___ The data

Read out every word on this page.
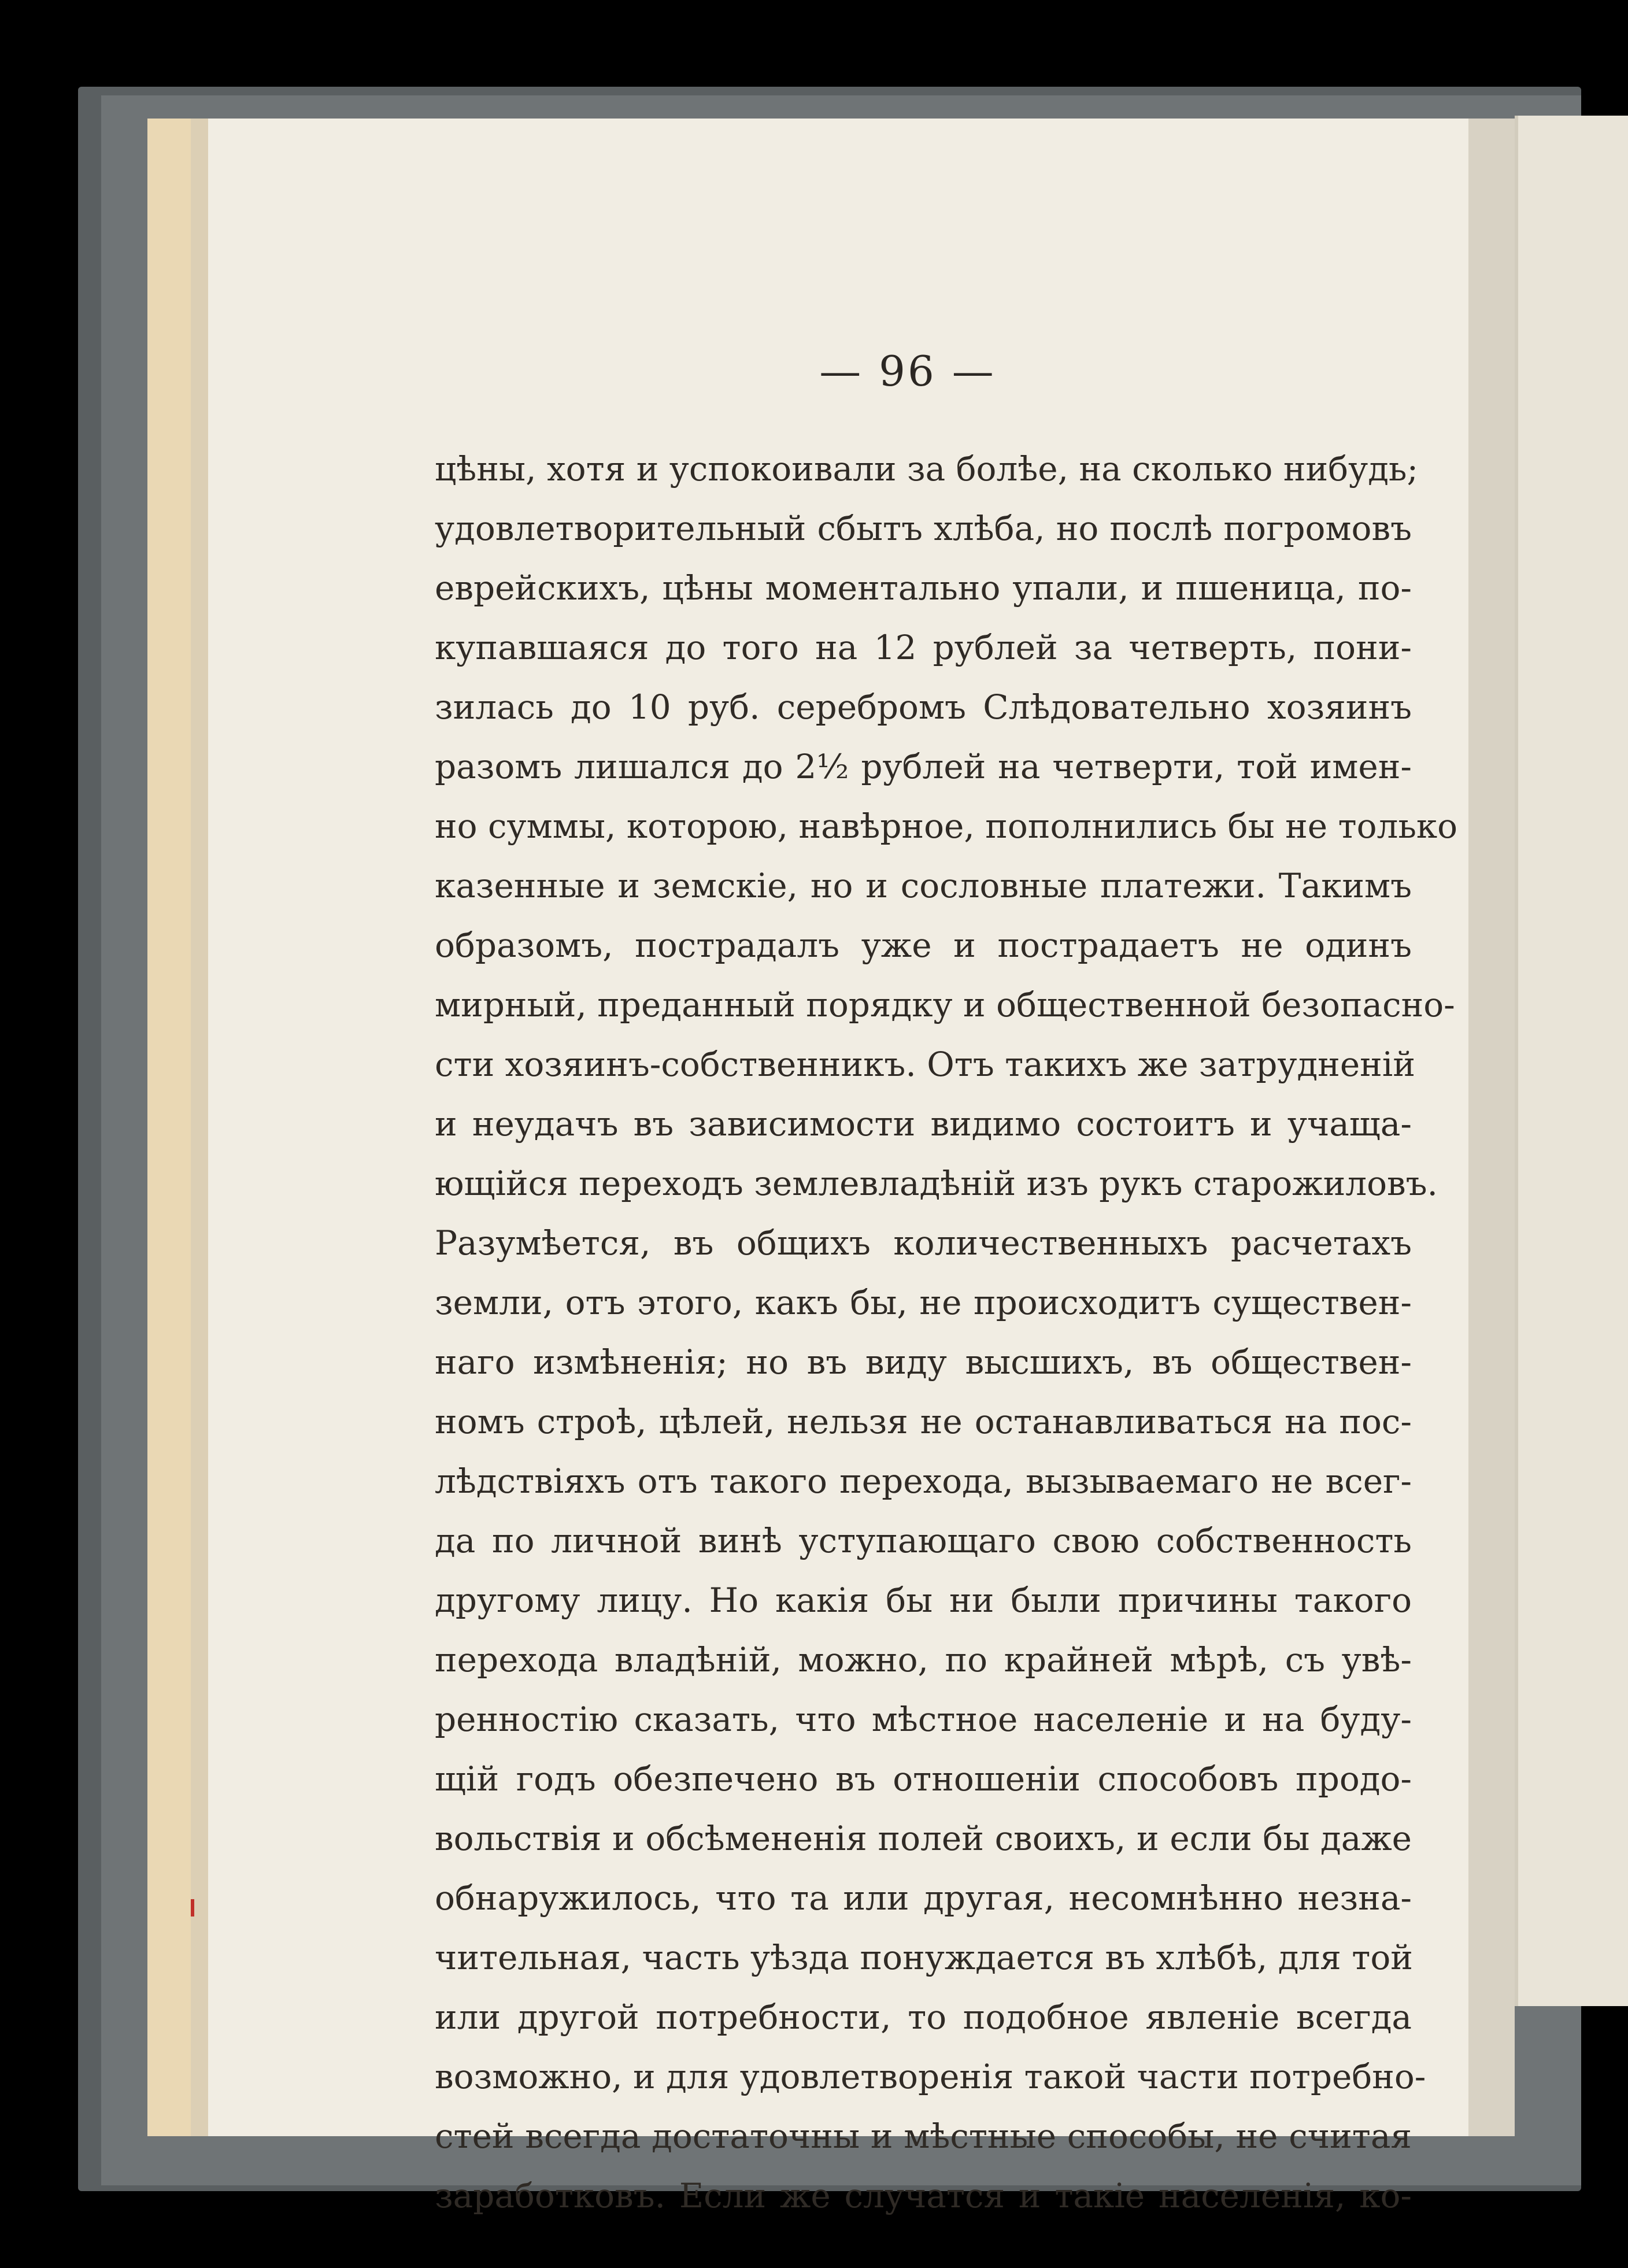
— 96 —
цѣны, хотя и успокоивали за болѣе, на сколько нибудь;
удовлетворительный сбытъ хлѣба, но послѣ погромовъ
еврейскихъ, цѣны моментально упали, и пшеница, по-
купавшаяся до того на 12 рублей за четверть, пони-
зилась до 10 руб. серебромъ Слѣдовательно хозяинъ
разомъ лишался до 2½ рублей на четверти, той имен-
но суммы, которою, навѣрное, пополнились бы не только
казенные и земскіе, но и сословные платежи. Такимъ
образомъ, пострадалъ уже и пострадаетъ не одинъ
мирный, преданный порядку и общественной безопасно-
сти хозяинъ-собственникъ. Отъ такихъ же затрудненій
и неудачъ въ зависимости видимо состоитъ и учаща-
ющійся переходъ землевладѣній изъ рукъ старожиловъ.
Разумѣется, въ общихъ количественныхъ расчетахъ
земли, отъ этого, какъ бы, не происходитъ существен-
наго измѣненія; но въ виду высшихъ, въ обществен-
номъ строѣ, цѣлей, нельзя не останавливаться на пос-
лѣдствіяхъ отъ такого перехода, вызываемаго не всег-
да по личной винѣ уступающаго свою собственность
другому лицу. Но какія бы ни были причины такого
перехода владѣній, можно, по крайней мѣрѣ, съ увѣ-
ренностію сказать, что мѣстное населеніе и на буду-
щій годъ обезпечено въ отношеніи способовъ продо-
вольствія и обсѣмененія полей своихъ, и если бы даже
обнаружилось, что та или другая, несомнѣнно незна-
чительная, часть уѣзда понуждается въ хлѣбѣ, для той
или другой потребности, то подобное явленіе всегда
возможно, и для удовлетворенія такой части потребно-
стей всегда достаточны и мѣстные способы, не считая
заработковъ. Если же случатся и такіе населенія, ко-
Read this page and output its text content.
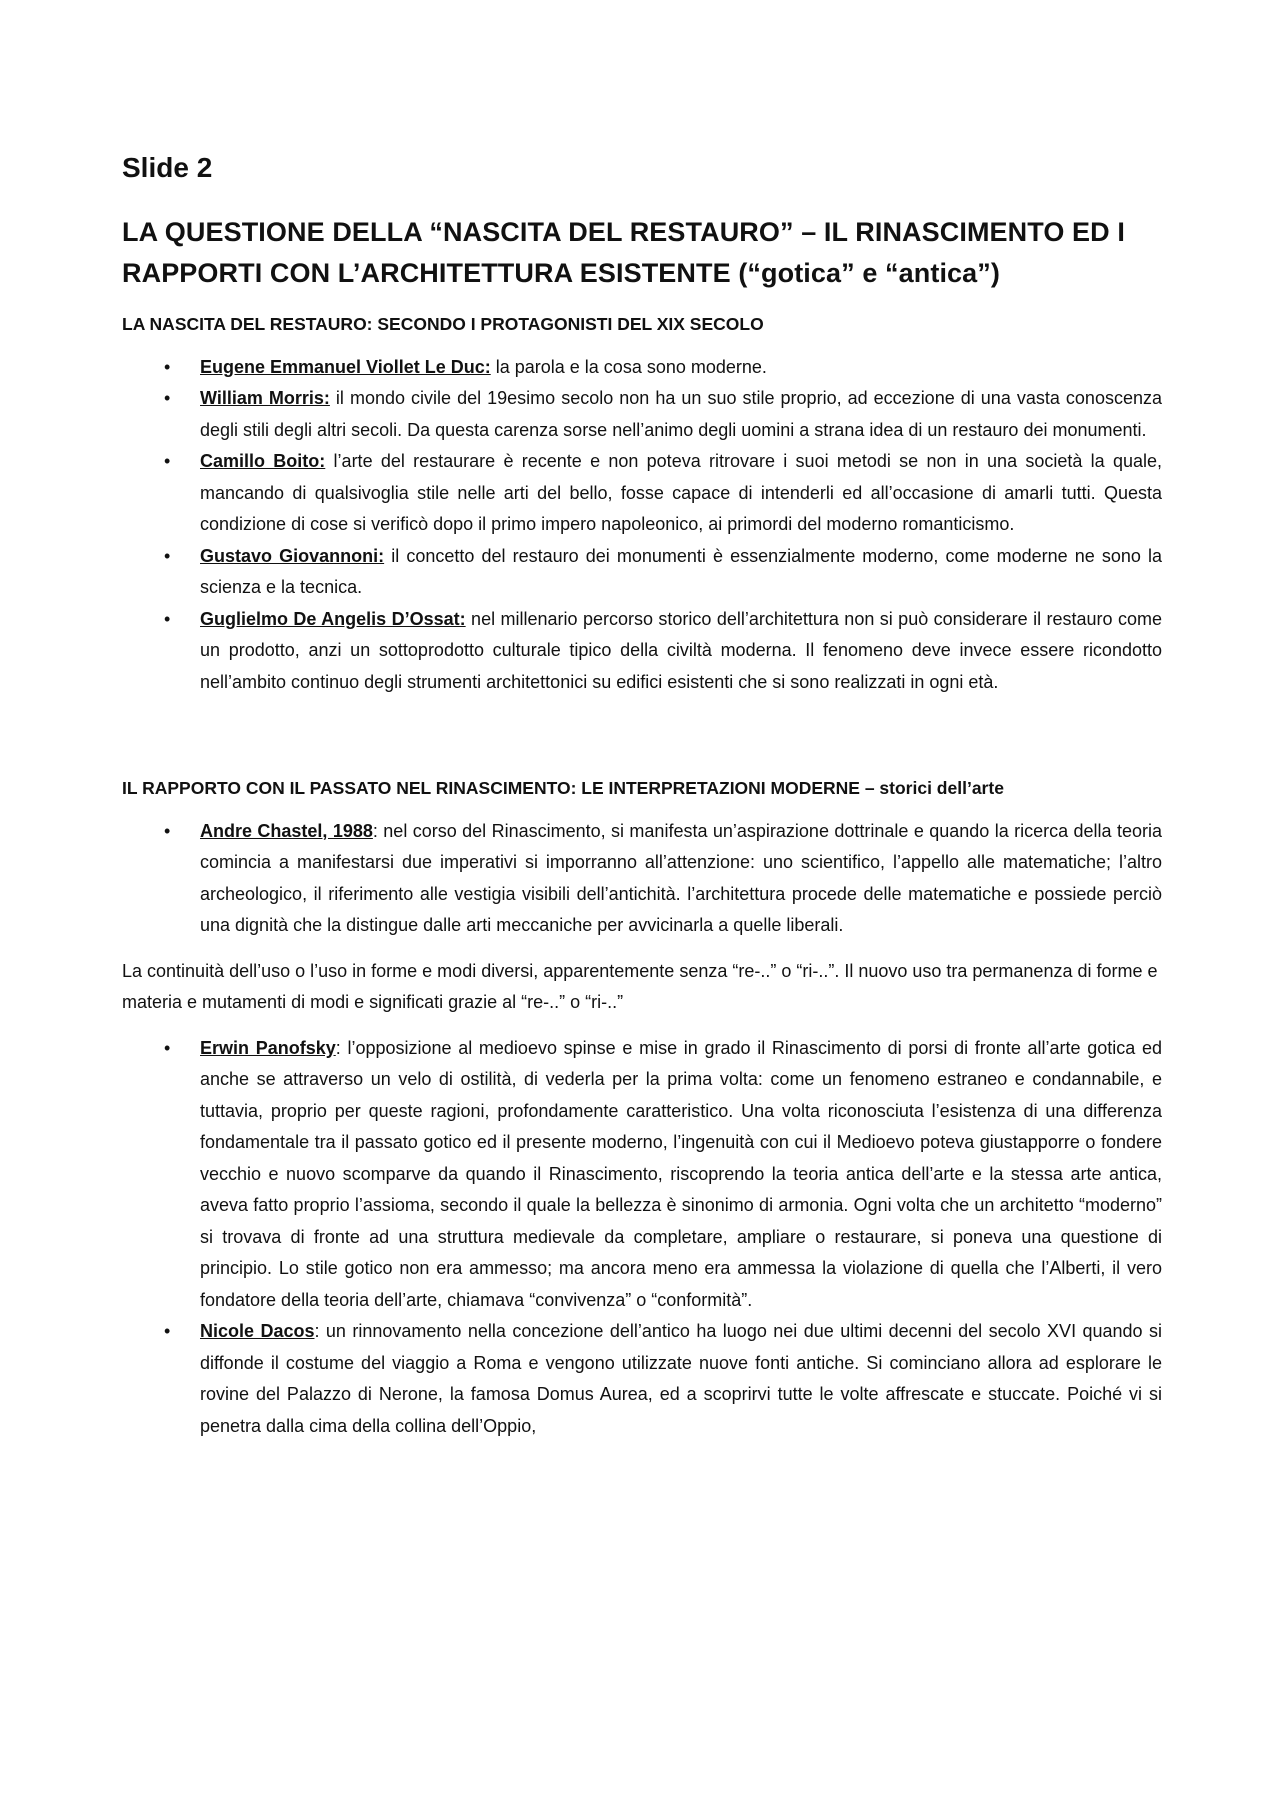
Slide 2
LA QUESTIONE DELLA “NASCITA DEL RESTAURO” – IL RINASCIMENTO ED I RAPPORTI CON L’ARCHITETTURA ESISTENTE (“gotica” e “antica”)
LA NASCITA DEL RESTAURO: SECONDO I PROTAGONISTI DEL XIX SECOLO
• Eugene Emmanuel Viollet Le Duc: la parola e la cosa sono moderne.
• William Morris: il mondo civile del 19esimo secolo non ha un suo stile proprio, ad eccezione di una vasta conoscenza degli stili degli altri secoli. Da questa carenza sorse nell’animo degli uomini a strana idea di un restauro dei monumenti.
• Camillo Boito: l’arte del restaurare è recente e non poteva ritrovare i suoi metodi se non in una società la quale, mancando di qualsivoglia stile nelle arti del bello, fosse capace di intenderli ed all’occasione di amarli tutti. Questa condizione di cose si verificò dopo il primo impero napoleonico, ai primordi del moderno romanticismo.
• Gustavo Giovannoni: il concetto del restauro dei monumenti è essenzialmente moderno, come moderne ne sono la scienza e la tecnica.
• Guglielmo De Angelis D’Ossat: nel millenario percorso storico dell’architettura non si può considerare il restauro come un prodotto, anzi un sottoprodotto culturale tipico della civiltà moderna. Il fenomeno deve invece essere ricondotto nell’ambito continuo degli strumenti architettonici su edifici esistenti che si sono realizzati in ogni età.
IL RAPPORTO CON IL PASSATO NEL RINASCIMENTO: LE INTERPRETAZIONI MODERNE – storici dell’arte
• Andre Chastel, 1988: nel corso del Rinascimento, si manifesta un’aspirazione dottrinale e quando la ricerca della teoria comincia a manifestarsi due imperativi si imporranno all’attenzione: uno scientifico, l’appello alle matematiche; l’altro archeologico, il riferimento alle vestigia visibili dell’antichità. l’architettura procede delle matematiche e possiede perciò una dignità che la distingue dalle arti meccaniche per avvicinarla a quelle liberali.

La continuità dell’uso o l’uso in forme e modi diversi, apparentemente senza “re-..” o “ri-..”. Il nuovo uso tra permanenza di forme e materia e mutamenti di modi e significati grazie al “re-..” o “ri-..”

• Erwin Panofsky: l’opposizione al medioevo spinse e mise in grado il Rinascimento di porsi di fronte all’arte gotica ed anche se attraverso un velo di ostilità, di vederla per la prima volta: come un fenomeno estraneo e condannabile, e tuttavia, proprio per queste ragioni, profondamente caratteristico. Una volta riconosciuta l’esistenza di una differenza fondamentale tra il passato gotico ed il presente moderno, l’ingenuità con cui il Medioevo poteva giustapporre o fondere vecchio e nuovo scomparve da quando il Rinascimento, riscoprendo la teoria antica dell’arte e la stessa arte antica, aveva fatto proprio l’assioma, secondo il quale la bellezza è sinonimo di armonia. Ogni volta che un architetto “moderno” si trovava di fronte ad una struttura medievale da completare, ampliare o restaurare, si poneva una questione di principio. Lo stile gotico non era ammesso; ma ancora meno era ammessa la violazione di quella che l’Alberti, il vero fondatore della teoria dell’arte, chiamava “convivenza” o “conformità”.
• Nicole Dacos: un rinnovamento nella concezione dell’antico ha luogo nei due ultimi decenni del secolo XVI quando si diffonde il costume del viaggio a Roma e vengono utilizzate nuove fonti antiche. Si cominciano allora ad esplorare le rovine del Palazzo di Nerone, la famosa Domus Aurea, ed a scoprirvi tutte le volte affrescate e stuccate. Poiché vi si penetra dalla cima della collina dell’Oppio,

______

● Problem requirements: Every entry must be reproduced exactly, with the images left out.

● Response for this exercise:
Read out every word on this page.
— 96 —
цѣны, хотя и успокоивали за болѣе, на сколько нибудь;
удовлетворительный сбытъ хлѣба, но послѣ погромовъ
еврейскихъ, цѣны моментально упали, и пшеница, по-
купавшаяся до того на 12 рублей за четверть, пони-
зилась до 10 руб. серебромъ Слѣдовательно хозяинъ
разомъ лишался до 2½ рублей на четверти, той имен-
но суммы, которою, навѣрное, пополнились бы не только
казенные и земскіе, но и сословные платежи. Такимъ
образомъ, пострадалъ уже и пострадаетъ не одинъ
мирный, преданный порядку и общественной безопасно-
сти хозяинъ-собственникъ. Отъ такихъ же затрудненій
и неудачъ въ зависимости видимо состоитъ и учаща-
ющійся переходъ землевладѣній изъ рукъ старожиловъ.
Разумѣется, въ общихъ количественныхъ расчетахъ
земли, отъ этого, какъ бы, не происходитъ существен-
наго измѣненія; но въ виду высшихъ, въ обществен-
номъ строѣ, цѣлей, нельзя не останавливаться на пос-
лѣдствіяхъ отъ такого перехода, вызываемаго не всег-
да по личной винѣ уступающаго свою собственность
другому лицу. Но какія бы ни были причины такого
перехода владѣній, можно, по крайней мѣрѣ, съ увѣ-
ренностію сказать, что мѣстное населеніе и на буду-
щій годъ обезпечено въ отношеніи способовъ продо-
вольствія и обсѣмененія полей своихъ, и если бы даже
обнаружилось, что та или другая, несомнѣнно незна-
чительная, часть уѣзда понуждается въ хлѣбѣ, для той
или другой потребности, то подобное явленіе всегда
возможно, и для удовлетворенія такой части потребно-
стей всегда достаточны и мѣстные способы, не считая
заработковъ. Если же случатся и такіе населенія, ко-
Read this page and output its text content.
Slide 2
LA QUESTIONE DELLA “NASCITA DEL RESTAURO” – IL RINASCIMENTO ED I RAPPORTI CON L’ARCHITETTURA ESISTENTE (“gotica” e “antica”)
LA NASCITA DEL RESTAURO: SECONDO I PROTAGONISTI DEL XIX SECOLO
• Eugene Emmanuel Viollet Le Duc: la parola e la cosa sono moderne.
• William Morris: il mondo civile del 19esimo secolo non ha un suo stile proprio, ad eccezione di una vasta conoscenza degli stili degli altri secoli. Da questa carenza sorse nell’animo degli uomini a strana idea di un restauro dei monumenti.
• Camillo Boito: l’arte del restaurare è recente e non poteva ritrovare i suoi metodi se non in una società la quale, mancando di qualsivoglia stile nelle arti del bello, fosse capace di intenderli ed all’occasione di amarli tutti. Questa condizione di cose si verificò dopo il primo impero napoleonico, ai primordi del moderno romanticismo.
• Gustavo Giovannoni: il concetto del restauro dei monumenti è essenzialmente moderno, come moderne ne sono la scienza e la tecnica.
• Guglielmo De Angelis D’Ossat: nel millenario percorso storico dell’architettura non si può considerare il restauro come un prodotto, anzi un sottoprodotto culturale tipico della civiltà moderna. Il fenomeno deve invece essere ricondotto nell’ambito continuo degli strumenti architettonici su edifici esistenti che si sono realizzati in ogni età.
IL RAPPORTO CON IL PASSATO NEL RINASCIMENTO: LE INTERPRETAZIONI MODERNE – storici dell’arte
• Andre Chastel, 1988: nel corso del Rinascimento, si manifesta un’aspirazione dottrinale e quando la ricerca della teoria comincia a manifestarsi due imperativi si imporranno all’attenzione: uno scientifico, l’appello alle matematiche; l’altro archeologico, il riferimento alle vestigia visibili dell’antichità. l’architettura procede delle matematiche e possiede perciò una dignità che la distingue dalle arti meccaniche per avvicinarla a quelle liberali.

La continuità dell’uso o l’uso in forme e modi diversi, apparentemente senza “re-..” o “ri-..”. Il nuovo uso tra permanenza di forme e materia e mutamenti di modi e significati grazie al “re-..” o “ri-..”

• Erwin Panofsky: l’opposizione al medioevo spinse e mise in grado il Rinascimento di porsi di fronte all’arte gotica ed anche se attraverso un velo di ostilità, di vederla per la prima volta: come un fenomeno estraneo e condannabile, e tuttavia, proprio per queste ragioni, profondamente caratteristico. Una volta riconosciuta l’esistenza di una differenza fondamentale tra il passato gotico ed il presente moderno, l’ingenuità con cui il Medioevo poteva giustapporre o fondere vecchio e nuovo scomparve da quando il Rinascimento, riscoprendo la teoria antica dell’arte e la stessa arte antica, aveva fatto proprio l’assioma, secondo il quale la bellezza è sinonimo di armonia. Ogni volta che un architetto “moderno” si trovava di fronte ad una struttura medievale da completare, ampliare o restaurare, si poneva una questione di principio. Lo stile gotico non era ammesso; ma ancora meno era ammessa la violazione di quella che l’Alberti, il vero fondatore della teoria dell’arte, chiamava “convivenza” o “conformità”.
• Nicole Dacos: un rinnovamento nella concezione dell’antico ha luogo nei due ultimi decenni del secolo XVI quando si diffonde il costume del viaggio a Roma e vengono utilizzate nuove fonti antiche. Si cominciano allora ad esplorare le rovine del Palazzo di Nerone, la famosa Domus Aurea, ed a scoprirvi tutte le volte affrescate e stuccate. Poiché vi si penetra dalla cima della collina dell’Oppio,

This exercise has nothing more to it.